* GIVEN REQUEST
Return the records exactly as they are.

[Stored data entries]
—————

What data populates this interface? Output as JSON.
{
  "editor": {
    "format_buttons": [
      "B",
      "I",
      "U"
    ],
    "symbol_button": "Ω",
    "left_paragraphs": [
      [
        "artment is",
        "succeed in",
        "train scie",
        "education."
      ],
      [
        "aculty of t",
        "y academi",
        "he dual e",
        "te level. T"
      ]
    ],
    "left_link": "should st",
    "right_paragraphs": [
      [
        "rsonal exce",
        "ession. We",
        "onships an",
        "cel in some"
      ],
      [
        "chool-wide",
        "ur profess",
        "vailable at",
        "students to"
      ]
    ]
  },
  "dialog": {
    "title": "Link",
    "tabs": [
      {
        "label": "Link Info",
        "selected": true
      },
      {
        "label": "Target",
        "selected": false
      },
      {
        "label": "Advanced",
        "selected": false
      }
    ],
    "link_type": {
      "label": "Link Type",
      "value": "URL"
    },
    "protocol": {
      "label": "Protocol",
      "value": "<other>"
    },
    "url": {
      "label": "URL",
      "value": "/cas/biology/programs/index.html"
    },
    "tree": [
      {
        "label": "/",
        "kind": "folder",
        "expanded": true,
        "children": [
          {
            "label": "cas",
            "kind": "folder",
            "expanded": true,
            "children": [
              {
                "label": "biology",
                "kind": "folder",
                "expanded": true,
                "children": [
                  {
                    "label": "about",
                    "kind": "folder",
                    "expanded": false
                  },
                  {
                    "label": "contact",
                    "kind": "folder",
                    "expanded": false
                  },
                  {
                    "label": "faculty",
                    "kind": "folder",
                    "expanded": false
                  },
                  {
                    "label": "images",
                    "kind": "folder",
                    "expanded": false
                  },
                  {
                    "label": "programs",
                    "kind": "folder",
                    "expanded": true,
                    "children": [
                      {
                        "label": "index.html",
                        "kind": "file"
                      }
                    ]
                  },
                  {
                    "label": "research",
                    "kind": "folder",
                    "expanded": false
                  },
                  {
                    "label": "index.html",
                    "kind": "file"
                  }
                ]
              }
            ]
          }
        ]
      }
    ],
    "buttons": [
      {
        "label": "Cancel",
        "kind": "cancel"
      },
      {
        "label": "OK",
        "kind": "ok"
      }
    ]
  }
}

—————

* OUTPUT OF THE TASK
What data populates this interface? Output as JSON.
{
  "editor": {
    "format_buttons": [
      "B",
      "I",
      "U"
    ],
    "symbol_button": "Ω",
    "left_paragraphs": [
      [
        "artment is",
        "succeed in",
        "train scie",
        "education."
      ],
      [
        "aculty of t",
        "y academi",
        "he dual e",
        "te level. T"
      ]
    ],
    "left_link": "should st",
    "right_paragraphs": [
      [
        "rsonal exce",
        "ession. We",
        "onships an",
        "cel in some"
      ],
      [
        "chool-wide",
        "ur profess",
        "vailable at",
        "students to"
      ]
    ]
  },
  "dialog": {
    "title": "Link",
    "tabs": [
      {
        "label": "Link Info",
        "selected": true
      },
      {
        "label": "Target",
        "selected": false
      },
      {
        "label": "Advanced",
        "selected": false
      }
    ],
    "link_type": {
      "label": "Link Type",
      "value": "URL"
    },
    "protocol": {
      "label": "Protocol",
      "value": "<other>"
    },
    "url": {
      "label": "URL",
      "value": "/cas/biology/programs/index.html"
    },
    "tree": [
      {
        "label": "/",
        "kind": "folder",
        "expanded": true,
        "children": [
          {
            "label": "cas",
            "kind": "folder",
            "expanded": true,
            "children": [
              {
                "label": "biology",
                "kind": "folder",
                "expanded": true,
                "children": [
                  {
                    "label": "about",
                    "kind": "folder",
                    "expanded": false
                  },
                  {
                    "label": "contact",
                    "kind": "folder",
                    "expanded": false
                  },
                  {
                    "label": "faculty",
                    "kind": "folder",
                    "expanded": false
                  },
                  {
                    "label": "images",
                    "kind": "folder",
                    "expanded": false
                  },
                  {
                    "label": "programs",
                    "kind": "folder",
                    "expanded": true,
                    "children": [
                      {
                        "label": "index.html",
                        "kind": "file"
                      }
                    ]
                  },
                  {
                    "label": "research",
                    "kind": "folder",
                    "expanded": false
                  },
                  {
                    "label": "index.html",
                    "kind": "file"
                  }
                ]
              }
            ]
          }
        ]
      }
    ],
    "buttons": [
      {
        "label": "Cancel",
        "kind": "cancel"
      },
      {
        "label": "OK",
        "kind": "ok"
      }
    ]
  }
}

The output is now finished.